**EXERCISE REQUIREMENTS:**
Beginning at the line that contains "Output a JSON" and ending at the last line of the entries, write out each line exactly; include nothing outside that span.

* Begin DATA PROVIDED *

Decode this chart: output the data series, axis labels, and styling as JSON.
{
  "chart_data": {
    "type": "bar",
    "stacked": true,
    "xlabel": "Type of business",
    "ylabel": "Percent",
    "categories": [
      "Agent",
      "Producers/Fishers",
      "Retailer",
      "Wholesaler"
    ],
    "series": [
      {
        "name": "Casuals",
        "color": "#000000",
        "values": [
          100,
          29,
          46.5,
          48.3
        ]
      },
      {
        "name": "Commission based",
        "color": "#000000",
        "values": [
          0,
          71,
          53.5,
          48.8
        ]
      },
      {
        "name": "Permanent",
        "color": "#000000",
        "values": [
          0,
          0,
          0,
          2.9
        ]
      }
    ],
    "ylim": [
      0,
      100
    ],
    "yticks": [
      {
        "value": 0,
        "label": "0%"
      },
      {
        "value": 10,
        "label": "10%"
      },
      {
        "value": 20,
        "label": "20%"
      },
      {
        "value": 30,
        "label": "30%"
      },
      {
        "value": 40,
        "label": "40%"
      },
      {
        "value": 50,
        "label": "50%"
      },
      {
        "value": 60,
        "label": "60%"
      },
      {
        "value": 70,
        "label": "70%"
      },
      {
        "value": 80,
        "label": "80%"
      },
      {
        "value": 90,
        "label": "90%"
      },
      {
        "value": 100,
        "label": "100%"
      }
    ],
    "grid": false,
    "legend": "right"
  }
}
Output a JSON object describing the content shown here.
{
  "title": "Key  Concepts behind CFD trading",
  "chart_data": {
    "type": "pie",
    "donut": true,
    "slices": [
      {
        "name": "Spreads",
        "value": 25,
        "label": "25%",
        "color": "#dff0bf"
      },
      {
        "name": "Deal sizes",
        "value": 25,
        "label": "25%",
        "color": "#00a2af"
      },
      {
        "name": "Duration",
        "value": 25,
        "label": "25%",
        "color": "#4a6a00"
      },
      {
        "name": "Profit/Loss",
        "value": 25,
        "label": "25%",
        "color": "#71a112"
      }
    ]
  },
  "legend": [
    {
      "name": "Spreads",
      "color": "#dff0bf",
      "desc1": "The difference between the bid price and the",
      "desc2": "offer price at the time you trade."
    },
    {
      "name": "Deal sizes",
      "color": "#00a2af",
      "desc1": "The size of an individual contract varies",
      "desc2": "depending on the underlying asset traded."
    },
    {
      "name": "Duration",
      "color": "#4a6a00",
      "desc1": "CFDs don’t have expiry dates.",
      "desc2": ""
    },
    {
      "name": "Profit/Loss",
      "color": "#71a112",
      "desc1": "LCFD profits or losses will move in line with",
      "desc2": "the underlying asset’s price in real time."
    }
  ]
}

* End DATA PROVIDED *

**SOLVED EXERCISE:**
Output a JSON object describing the content shown here.
{
  "title": "Key  Concepts behind CFD trading",
  "chart_data": {
    "type": "pie",
    "donut": true,
    "slices": [
      {
        "name": "Spreads",
        "value": 25,
        "label": "25%",
        "color": "#dff0bf"
      },
      {
        "name": "Deal sizes",
        "value": 25,
        "label": "25%",
        "color": "#00a2af"
      },
      {
        "name": "Duration",
        "value": 25,
        "label": "25%",
        "color": "#4a6a00"
      },
      {
        "name": "Profit/Loss",
        "value": 25,
        "label": "25%",
        "color": "#71a112"
      }
    ]
  },
  "legend": [
    {
      "name": "Spreads",
      "color": "#dff0bf",
      "desc1": "The difference between the bid price and the",
      "desc2": "offer price at the time you trade."
    },
    {
      "name": "Deal sizes",
      "color": "#00a2af",
      "desc1": "The size of an individual contract varies",
      "desc2": "depending on the underlying asset traded."
    },
    {
      "name": "Duration",
      "color": "#4a6a00",
      "desc1": "CFDs don’t have expiry dates.",
      "desc2": ""
    },
    {
      "name": "Profit/Loss",
      "color": "#71a112",
      "desc1": "LCFD profits or losses will move in line with",
      "desc2": "the underlying asset’s price in real time."
    }
  ]
}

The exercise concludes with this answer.